### SOAL SINGKAT
Bisakah Anda menuliskan ulang semua catatan di bawah ini baris demi baris tanpa mengubah satu karakter pun?

[Daftar Data]
********************
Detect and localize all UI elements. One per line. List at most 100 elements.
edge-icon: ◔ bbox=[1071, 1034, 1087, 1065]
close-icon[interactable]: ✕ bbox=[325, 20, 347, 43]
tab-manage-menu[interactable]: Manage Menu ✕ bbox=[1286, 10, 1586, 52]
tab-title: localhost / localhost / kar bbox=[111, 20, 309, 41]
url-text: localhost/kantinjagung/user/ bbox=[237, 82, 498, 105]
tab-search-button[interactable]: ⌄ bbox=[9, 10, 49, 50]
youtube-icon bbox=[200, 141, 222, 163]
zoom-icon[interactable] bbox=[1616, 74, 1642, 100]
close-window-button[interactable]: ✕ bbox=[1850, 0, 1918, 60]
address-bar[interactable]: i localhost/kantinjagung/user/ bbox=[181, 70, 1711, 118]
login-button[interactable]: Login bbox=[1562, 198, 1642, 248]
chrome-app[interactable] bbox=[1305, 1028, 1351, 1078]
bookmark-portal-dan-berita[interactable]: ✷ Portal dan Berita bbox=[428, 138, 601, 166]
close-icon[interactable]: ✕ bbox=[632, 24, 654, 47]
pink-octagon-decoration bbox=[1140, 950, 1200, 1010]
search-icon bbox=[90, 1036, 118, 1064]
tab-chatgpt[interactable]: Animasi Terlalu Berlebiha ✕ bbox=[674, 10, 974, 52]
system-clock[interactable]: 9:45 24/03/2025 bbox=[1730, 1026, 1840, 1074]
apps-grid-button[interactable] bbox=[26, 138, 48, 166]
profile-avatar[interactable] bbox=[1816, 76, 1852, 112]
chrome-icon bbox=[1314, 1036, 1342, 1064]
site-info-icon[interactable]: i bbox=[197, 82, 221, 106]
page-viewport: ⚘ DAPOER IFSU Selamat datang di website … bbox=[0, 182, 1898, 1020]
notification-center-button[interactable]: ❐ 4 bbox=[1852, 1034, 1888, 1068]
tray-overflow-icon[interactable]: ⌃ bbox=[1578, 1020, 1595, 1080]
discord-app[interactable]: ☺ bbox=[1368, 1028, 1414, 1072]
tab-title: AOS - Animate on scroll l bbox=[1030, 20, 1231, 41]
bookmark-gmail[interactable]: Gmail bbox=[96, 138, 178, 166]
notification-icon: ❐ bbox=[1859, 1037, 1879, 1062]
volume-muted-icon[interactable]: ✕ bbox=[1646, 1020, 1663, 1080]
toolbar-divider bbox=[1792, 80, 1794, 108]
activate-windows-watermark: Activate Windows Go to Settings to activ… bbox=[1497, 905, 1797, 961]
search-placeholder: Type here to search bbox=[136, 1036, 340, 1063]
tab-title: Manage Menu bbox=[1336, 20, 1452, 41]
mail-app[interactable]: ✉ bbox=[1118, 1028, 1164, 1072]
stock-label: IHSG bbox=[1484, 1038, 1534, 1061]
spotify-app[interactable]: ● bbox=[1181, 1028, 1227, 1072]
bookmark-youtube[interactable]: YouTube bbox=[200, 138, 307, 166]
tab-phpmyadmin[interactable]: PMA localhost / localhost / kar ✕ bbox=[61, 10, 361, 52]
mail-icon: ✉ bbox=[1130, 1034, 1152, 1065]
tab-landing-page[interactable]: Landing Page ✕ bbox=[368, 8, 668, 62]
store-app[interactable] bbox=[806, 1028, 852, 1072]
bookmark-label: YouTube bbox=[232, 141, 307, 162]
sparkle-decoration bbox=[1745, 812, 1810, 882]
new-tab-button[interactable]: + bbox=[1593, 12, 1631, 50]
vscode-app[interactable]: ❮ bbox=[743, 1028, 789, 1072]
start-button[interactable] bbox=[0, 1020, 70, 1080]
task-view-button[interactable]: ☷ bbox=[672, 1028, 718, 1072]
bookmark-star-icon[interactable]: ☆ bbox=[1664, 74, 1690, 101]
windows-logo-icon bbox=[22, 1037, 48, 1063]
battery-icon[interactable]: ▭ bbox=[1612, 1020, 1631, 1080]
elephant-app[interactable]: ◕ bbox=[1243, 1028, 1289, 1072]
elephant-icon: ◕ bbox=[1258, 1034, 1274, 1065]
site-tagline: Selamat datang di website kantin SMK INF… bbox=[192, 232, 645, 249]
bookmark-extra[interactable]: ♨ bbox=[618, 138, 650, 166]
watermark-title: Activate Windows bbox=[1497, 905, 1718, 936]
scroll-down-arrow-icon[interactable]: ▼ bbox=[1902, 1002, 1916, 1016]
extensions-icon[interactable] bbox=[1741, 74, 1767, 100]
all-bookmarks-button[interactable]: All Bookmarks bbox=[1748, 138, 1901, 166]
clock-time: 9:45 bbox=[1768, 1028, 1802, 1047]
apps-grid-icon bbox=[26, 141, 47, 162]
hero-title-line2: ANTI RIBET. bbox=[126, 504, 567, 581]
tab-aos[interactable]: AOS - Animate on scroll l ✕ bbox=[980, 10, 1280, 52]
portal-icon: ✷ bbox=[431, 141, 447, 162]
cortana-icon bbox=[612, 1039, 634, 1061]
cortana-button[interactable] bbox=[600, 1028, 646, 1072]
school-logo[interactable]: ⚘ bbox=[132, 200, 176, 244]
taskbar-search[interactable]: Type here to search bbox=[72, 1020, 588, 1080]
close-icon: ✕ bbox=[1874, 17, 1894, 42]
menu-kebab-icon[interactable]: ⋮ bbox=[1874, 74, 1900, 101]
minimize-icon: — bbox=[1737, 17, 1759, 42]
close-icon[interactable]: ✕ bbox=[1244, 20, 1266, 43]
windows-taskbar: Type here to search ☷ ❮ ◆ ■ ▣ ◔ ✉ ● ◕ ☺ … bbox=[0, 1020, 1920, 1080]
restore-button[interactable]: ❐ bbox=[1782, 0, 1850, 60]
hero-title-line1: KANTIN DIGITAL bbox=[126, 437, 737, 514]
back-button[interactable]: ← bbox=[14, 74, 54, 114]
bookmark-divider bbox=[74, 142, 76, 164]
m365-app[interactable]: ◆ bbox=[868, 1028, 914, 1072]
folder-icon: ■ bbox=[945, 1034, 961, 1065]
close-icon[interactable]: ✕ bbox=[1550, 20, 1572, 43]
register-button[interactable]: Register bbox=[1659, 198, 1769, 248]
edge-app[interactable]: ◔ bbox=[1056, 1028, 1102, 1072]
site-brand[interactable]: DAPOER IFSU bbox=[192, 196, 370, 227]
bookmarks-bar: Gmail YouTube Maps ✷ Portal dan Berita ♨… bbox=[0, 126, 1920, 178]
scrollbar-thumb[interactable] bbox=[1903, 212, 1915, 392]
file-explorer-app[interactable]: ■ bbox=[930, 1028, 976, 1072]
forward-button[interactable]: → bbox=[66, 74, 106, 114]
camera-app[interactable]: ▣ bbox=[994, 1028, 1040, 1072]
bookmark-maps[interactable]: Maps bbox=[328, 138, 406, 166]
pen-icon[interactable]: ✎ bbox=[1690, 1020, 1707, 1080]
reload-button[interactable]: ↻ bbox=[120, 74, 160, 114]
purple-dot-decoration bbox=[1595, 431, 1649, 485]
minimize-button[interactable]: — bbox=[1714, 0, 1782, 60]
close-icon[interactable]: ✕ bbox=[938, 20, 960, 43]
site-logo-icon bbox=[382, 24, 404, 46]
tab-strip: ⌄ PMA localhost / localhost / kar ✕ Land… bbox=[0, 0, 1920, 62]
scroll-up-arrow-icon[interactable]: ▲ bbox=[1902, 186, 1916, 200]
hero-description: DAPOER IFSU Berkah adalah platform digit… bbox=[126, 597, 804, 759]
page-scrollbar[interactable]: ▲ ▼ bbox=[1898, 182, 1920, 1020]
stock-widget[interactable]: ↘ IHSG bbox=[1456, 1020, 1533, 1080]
********************
### PENYELESAIAN SOAL
Detect and localize all UI elements. One per line. List at most 100 elements.
edge-icon: ◔ bbox=[1071, 1034, 1087, 1065]
close-icon[interactable]: ✕ bbox=[325, 20, 347, 43]
tab-manage-menu[interactable]: Manage Menu ✕ bbox=[1286, 10, 1586, 52]
tab-title: localhost / localhost / kar bbox=[111, 20, 309, 41]
url-text: localhost/kantinjagung/user/ bbox=[237, 82, 498, 105]
tab-search-button[interactable]: ⌄ bbox=[9, 10, 49, 50]
youtube-icon bbox=[200, 141, 222, 163]
zoom-icon[interactable] bbox=[1616, 74, 1642, 100]
close-window-button[interactable]: ✕ bbox=[1850, 0, 1918, 60]
address-bar[interactable]: i localhost/kantinjagung/user/ bbox=[181, 70, 1711, 118]
login-button[interactable]: Login bbox=[1562, 198, 1642, 248]
chrome-app[interactable] bbox=[1305, 1028, 1351, 1078]
bookmark-portal-dan-berita[interactable]: ✷ Portal dan Berita bbox=[428, 138, 601, 166]
close-icon[interactable]: ✕ bbox=[632, 24, 654, 47]
pink-octagon-decoration bbox=[1140, 950, 1200, 1010]
search-icon bbox=[90, 1036, 118, 1064]
tab-chatgpt[interactable]: Animasi Terlalu Berlebiha ✕ bbox=[674, 10, 974, 52]
system-clock[interactable]: 9:45 24/03/2025 bbox=[1730, 1026, 1840, 1074]
apps-grid-button[interactable] bbox=[26, 138, 48, 166]
profile-avatar[interactable] bbox=[1816, 76, 1852, 112]
chrome-icon bbox=[1314, 1036, 1342, 1064]
site-info-icon[interactable]: i bbox=[197, 82, 221, 106]
page-viewport: ⚘ DAPOER IFSU Selamat datang di website … bbox=[0, 182, 1898, 1020]
notification-center-button[interactable]: ❐ 4 bbox=[1852, 1034, 1888, 1068]
tray-overflow-icon[interactable]: ⌃ bbox=[1578, 1020, 1595, 1080]
discord-app[interactable]: ☺ bbox=[1368, 1028, 1414, 1072]
tab-title: AOS - Animate on scroll l bbox=[1030, 20, 1231, 41]
bookmark-gmail[interactable]: Gmail bbox=[96, 138, 178, 166]
notification-icon: ❐ bbox=[1859, 1037, 1879, 1062]
volume-muted-icon[interactable]: ✕ bbox=[1646, 1020, 1663, 1080]
toolbar-divider bbox=[1792, 80, 1794, 108]
activate-windows-watermark: Activate Windows Go to Settings to activ… bbox=[1497, 905, 1797, 961]
search-placeholder: Type here to search bbox=[136, 1036, 340, 1063]
tab-title: Manage Menu bbox=[1336, 20, 1452, 41]
mail-app[interactable]: ✉ bbox=[1118, 1028, 1164, 1072]
stock-label: IHSG bbox=[1484, 1038, 1534, 1061]
spotify-app[interactable]: ● bbox=[1181, 1028, 1227, 1072]
bookmark-youtube[interactable]: YouTube bbox=[200, 138, 307, 166]
tab-phpmyadmin[interactable]: PMA localhost / localhost / kar ✕ bbox=[61, 10, 361, 52]
mail-icon: ✉ bbox=[1130, 1034, 1152, 1065]
tab-landing-page[interactable]: Landing Page ✕ bbox=[368, 8, 668, 62]
store-app[interactable] bbox=[806, 1028, 852, 1072]
bookmark-label: YouTube bbox=[232, 141, 307, 162]
sparkle-decoration bbox=[1745, 812, 1810, 882]
new-tab-button[interactable]: + bbox=[1593, 12, 1631, 50]
vscode-app[interactable]: ❮ bbox=[743, 1028, 789, 1072]
start-button[interactable] bbox=[0, 1020, 70, 1080]
task-view-button[interactable]: ☷ bbox=[672, 1028, 718, 1072]
bookmark-star-icon[interactable]: ☆ bbox=[1664, 74, 1690, 101]
windows-logo-icon bbox=[22, 1037, 48, 1063]
battery-icon[interactable]: ▭ bbox=[1612, 1020, 1631, 1080]
elephant-app[interactable]: ◕ bbox=[1243, 1028, 1289, 1072]
elephant-icon: ◕ bbox=[1258, 1034, 1274, 1065]
site-tagline: Selamat datang di website kantin SMK INF… bbox=[192, 232, 645, 249]
bookmark-extra[interactable]: ♨ bbox=[618, 138, 650, 166]
watermark-title: Activate Windows bbox=[1497, 905, 1718, 936]
scroll-down-arrow-icon[interactable]: ▼ bbox=[1902, 1002, 1916, 1016]
extensions-icon[interactable] bbox=[1741, 74, 1767, 100]
all-bookmarks-button[interactable]: All Bookmarks bbox=[1748, 138, 1901, 166]
clock-time: 9:45 bbox=[1768, 1028, 1802, 1047]
apps-grid-icon bbox=[26, 141, 47, 162]
hero-title-line2: ANTI RIBET. bbox=[126, 504, 567, 581]
tab-aos[interactable]: AOS - Animate on scroll l ✕ bbox=[980, 10, 1280, 52]
portal-icon: ✷ bbox=[431, 141, 447, 162]
cortana-icon bbox=[612, 1039, 634, 1061]
cortana-button[interactable] bbox=[600, 1028, 646, 1072]
school-logo[interactable]: ⚘ bbox=[132, 200, 176, 244]
taskbar-search[interactable]: Type here to search bbox=[72, 1020, 588, 1080]
close-icon: ✕ bbox=[1874, 17, 1894, 42]
menu-kebab-icon[interactable]: ⋮ bbox=[1874, 74, 1900, 101]
minimize-icon: — bbox=[1737, 17, 1759, 42]
close-icon[interactable]: ✕ bbox=[1244, 20, 1266, 43]
windows-taskbar: Type here to search ☷ ❮ ◆ ■ ▣ ◔ ✉ ● ◕ ☺ … bbox=[0, 1020, 1920, 1080]
restore-button[interactable]: ❐ bbox=[1782, 0, 1850, 60]
hero-title-line1: KANTIN DIGITAL bbox=[126, 437, 737, 514]
back-button[interactable]: ← bbox=[14, 74, 54, 114]
bookmark-divider bbox=[74, 142, 76, 164]
m365-app[interactable]: ◆ bbox=[868, 1028, 914, 1072]
folder-icon: ■ bbox=[945, 1034, 961, 1065]
close-icon[interactable]: ✕ bbox=[1550, 20, 1572, 43]
register-button[interactable]: Register bbox=[1659, 198, 1769, 248]
edge-app[interactable]: ◔ bbox=[1056, 1028, 1102, 1072]
site-brand[interactable]: DAPOER IFSU bbox=[192, 196, 370, 227]
bookmarks-bar: Gmail YouTube Maps ✷ Portal dan Berita ♨… bbox=[0, 126, 1920, 178]
scrollbar-thumb[interactable] bbox=[1903, 212, 1915, 392]
file-explorer-app[interactable]: ■ bbox=[930, 1028, 976, 1072]
forward-button[interactable]: → bbox=[66, 74, 106, 114]
camera-app[interactable]: ▣ bbox=[994, 1028, 1040, 1072]
bookmark-maps[interactable]: Maps bbox=[328, 138, 406, 166]
pen-icon[interactable]: ✎ bbox=[1690, 1020, 1707, 1080]
reload-button[interactable]: ↻ bbox=[120, 74, 160, 114]
purple-dot-decoration bbox=[1595, 431, 1649, 485]
minimize-button[interactable]: — bbox=[1714, 0, 1782, 60]
close-icon[interactable]: ✕ bbox=[938, 20, 960, 43]
site-logo-icon bbox=[382, 24, 404, 46]
tab-strip: ⌄ PMA localhost / localhost / kar ✕ Land… bbox=[0, 0, 1920, 62]
scroll-up-arrow-icon[interactable]: ▲ bbox=[1902, 186, 1916, 200]
hero-description: DAPOER IFSU Berkah adalah platform digit… bbox=[126, 597, 804, 759]
page-scrollbar[interactable]: ▲ ▼ bbox=[1898, 182, 1920, 1020]
stock-widget[interactable]: ↘ IHSG bbox=[1456, 1020, 1533, 1080]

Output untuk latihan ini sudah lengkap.